>> START
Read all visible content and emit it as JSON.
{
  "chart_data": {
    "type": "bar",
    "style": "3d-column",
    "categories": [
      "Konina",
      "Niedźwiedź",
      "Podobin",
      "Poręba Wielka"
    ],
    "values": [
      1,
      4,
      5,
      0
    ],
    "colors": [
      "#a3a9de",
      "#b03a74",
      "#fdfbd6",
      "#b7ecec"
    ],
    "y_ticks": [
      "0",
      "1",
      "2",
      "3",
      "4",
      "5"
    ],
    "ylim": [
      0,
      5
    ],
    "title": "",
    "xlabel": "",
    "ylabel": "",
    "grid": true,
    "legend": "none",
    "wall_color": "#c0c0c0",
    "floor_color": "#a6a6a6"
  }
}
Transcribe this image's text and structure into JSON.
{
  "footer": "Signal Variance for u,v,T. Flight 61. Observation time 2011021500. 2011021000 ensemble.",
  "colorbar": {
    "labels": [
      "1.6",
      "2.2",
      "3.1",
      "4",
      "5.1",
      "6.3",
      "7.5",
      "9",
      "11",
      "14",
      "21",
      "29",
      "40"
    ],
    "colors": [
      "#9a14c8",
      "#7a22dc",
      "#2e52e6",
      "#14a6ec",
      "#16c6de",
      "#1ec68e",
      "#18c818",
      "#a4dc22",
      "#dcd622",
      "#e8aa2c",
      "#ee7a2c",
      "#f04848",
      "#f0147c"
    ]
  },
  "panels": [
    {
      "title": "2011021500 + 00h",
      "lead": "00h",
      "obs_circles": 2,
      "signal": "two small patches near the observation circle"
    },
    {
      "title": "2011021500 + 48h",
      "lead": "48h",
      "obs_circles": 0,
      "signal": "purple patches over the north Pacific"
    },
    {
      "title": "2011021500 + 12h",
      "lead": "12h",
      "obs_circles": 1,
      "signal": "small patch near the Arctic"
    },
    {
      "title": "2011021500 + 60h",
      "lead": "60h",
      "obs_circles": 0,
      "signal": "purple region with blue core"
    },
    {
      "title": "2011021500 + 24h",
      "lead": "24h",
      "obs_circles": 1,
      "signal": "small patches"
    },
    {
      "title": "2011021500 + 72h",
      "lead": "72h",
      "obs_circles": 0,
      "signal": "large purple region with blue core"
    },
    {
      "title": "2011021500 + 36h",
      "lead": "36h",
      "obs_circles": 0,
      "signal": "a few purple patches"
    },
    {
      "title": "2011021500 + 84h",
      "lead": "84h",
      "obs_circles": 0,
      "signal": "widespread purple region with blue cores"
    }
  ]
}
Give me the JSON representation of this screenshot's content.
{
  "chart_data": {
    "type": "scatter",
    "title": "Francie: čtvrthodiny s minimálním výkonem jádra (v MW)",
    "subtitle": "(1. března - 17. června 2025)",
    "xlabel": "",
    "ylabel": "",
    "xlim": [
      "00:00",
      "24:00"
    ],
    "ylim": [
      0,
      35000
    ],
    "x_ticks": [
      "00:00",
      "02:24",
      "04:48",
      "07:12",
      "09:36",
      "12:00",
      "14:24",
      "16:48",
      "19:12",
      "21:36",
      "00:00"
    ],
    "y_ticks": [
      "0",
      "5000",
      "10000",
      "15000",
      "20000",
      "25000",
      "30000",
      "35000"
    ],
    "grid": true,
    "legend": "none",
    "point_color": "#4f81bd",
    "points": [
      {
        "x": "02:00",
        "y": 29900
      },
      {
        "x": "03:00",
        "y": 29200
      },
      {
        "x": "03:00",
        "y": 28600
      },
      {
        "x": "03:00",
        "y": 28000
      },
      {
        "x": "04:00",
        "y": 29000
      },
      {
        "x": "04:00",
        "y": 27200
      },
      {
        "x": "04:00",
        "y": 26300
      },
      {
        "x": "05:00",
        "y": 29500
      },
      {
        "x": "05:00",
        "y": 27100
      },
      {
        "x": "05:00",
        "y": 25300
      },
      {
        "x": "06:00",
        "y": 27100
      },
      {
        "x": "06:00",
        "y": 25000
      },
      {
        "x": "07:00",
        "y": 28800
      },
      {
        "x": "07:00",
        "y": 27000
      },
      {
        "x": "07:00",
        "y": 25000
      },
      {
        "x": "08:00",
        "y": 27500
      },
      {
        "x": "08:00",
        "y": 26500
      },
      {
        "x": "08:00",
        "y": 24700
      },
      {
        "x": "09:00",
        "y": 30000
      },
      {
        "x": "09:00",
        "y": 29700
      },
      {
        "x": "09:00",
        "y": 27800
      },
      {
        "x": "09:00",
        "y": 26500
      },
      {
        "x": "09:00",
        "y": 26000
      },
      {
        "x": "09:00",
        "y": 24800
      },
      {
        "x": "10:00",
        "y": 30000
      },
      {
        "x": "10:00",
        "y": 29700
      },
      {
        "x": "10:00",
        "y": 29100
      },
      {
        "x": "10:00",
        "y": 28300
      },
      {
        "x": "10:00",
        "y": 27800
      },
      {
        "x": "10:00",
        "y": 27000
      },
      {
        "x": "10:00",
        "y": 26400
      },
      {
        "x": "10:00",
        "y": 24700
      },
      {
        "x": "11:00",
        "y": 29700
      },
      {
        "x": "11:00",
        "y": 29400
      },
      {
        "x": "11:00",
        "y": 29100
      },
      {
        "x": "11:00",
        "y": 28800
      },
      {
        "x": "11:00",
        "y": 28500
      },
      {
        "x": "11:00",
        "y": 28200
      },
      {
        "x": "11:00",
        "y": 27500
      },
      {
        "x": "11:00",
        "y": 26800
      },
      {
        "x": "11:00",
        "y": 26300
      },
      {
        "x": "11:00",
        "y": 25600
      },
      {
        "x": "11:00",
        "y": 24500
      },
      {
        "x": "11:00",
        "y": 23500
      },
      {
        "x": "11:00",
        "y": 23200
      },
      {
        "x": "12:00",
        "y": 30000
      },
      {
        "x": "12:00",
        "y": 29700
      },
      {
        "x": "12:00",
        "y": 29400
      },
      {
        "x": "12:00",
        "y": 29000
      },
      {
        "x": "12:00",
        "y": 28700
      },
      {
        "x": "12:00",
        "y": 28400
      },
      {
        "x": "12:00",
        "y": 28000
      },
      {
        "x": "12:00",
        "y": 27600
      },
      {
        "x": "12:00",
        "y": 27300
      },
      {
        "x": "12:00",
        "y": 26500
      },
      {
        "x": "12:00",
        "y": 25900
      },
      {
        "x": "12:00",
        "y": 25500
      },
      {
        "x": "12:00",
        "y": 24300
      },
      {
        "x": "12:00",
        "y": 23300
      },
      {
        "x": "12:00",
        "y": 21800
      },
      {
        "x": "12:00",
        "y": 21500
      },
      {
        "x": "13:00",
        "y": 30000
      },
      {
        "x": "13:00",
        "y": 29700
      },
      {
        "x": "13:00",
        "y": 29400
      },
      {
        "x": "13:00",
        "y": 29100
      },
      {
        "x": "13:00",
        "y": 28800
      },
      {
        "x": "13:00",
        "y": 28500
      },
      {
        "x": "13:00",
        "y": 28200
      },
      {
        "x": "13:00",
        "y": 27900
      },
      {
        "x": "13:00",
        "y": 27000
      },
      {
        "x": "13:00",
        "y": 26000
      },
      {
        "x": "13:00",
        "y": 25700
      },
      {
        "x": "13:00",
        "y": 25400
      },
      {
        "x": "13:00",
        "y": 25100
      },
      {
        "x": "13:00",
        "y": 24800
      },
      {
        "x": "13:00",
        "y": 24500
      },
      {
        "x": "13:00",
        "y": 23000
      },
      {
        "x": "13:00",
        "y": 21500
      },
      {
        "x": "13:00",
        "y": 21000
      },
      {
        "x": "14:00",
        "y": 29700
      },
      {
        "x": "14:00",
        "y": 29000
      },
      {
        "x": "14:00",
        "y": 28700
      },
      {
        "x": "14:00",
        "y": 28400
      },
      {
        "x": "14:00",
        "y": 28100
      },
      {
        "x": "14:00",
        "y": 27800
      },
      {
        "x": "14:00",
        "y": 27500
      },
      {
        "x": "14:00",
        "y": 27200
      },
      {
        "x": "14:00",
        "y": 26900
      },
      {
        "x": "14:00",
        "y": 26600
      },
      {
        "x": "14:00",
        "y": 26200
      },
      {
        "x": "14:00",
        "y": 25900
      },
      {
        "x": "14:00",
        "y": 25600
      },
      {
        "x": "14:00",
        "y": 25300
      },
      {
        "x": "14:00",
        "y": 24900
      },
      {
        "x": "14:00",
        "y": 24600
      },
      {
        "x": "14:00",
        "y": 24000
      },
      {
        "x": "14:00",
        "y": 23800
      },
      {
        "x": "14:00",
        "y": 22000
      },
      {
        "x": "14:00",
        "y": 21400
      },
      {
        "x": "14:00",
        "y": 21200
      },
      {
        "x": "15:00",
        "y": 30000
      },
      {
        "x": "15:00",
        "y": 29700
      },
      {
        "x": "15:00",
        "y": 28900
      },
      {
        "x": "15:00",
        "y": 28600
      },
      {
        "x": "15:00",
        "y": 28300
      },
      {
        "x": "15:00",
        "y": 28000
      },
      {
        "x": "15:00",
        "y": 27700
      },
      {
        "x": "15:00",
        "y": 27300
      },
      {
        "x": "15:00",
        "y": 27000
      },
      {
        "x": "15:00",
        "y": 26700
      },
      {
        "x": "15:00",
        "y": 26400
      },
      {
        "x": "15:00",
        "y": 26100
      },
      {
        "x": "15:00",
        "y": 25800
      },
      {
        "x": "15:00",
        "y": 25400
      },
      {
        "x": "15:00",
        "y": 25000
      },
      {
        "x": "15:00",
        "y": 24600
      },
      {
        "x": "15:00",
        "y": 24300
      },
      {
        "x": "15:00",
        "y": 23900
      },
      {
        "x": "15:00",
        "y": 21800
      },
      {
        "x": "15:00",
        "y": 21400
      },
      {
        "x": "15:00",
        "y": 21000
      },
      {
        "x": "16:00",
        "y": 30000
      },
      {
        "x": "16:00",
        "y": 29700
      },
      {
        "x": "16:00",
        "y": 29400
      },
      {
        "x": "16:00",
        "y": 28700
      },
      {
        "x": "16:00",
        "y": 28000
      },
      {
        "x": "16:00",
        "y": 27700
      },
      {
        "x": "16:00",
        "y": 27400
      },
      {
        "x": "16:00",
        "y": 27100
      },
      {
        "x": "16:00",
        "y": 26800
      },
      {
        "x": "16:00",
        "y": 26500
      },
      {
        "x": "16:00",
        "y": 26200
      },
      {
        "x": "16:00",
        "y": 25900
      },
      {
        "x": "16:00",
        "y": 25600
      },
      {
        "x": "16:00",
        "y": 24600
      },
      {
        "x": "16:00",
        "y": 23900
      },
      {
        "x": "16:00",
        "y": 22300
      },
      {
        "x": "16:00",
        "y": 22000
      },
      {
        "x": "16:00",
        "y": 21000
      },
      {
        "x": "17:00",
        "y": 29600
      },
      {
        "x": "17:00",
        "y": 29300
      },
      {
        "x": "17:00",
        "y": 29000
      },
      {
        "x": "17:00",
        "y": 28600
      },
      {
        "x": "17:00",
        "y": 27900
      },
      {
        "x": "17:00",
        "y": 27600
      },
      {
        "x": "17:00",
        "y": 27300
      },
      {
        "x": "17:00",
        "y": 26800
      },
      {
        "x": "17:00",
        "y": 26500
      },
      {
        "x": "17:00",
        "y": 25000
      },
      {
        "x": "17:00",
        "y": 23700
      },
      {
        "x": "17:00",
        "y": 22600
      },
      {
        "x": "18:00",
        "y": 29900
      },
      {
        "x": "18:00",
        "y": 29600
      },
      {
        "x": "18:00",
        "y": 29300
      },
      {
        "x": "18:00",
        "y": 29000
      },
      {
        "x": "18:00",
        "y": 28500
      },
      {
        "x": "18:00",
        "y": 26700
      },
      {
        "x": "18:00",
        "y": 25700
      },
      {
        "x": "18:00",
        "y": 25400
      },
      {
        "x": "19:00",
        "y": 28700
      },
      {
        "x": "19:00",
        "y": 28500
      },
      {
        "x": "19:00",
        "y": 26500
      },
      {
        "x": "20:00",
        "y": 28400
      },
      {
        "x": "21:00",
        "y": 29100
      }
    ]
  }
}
>> END
Work to be completed - Determine the number of lines in the data that contain "purple" as a word or string, and state only that number.

Finished answer - 5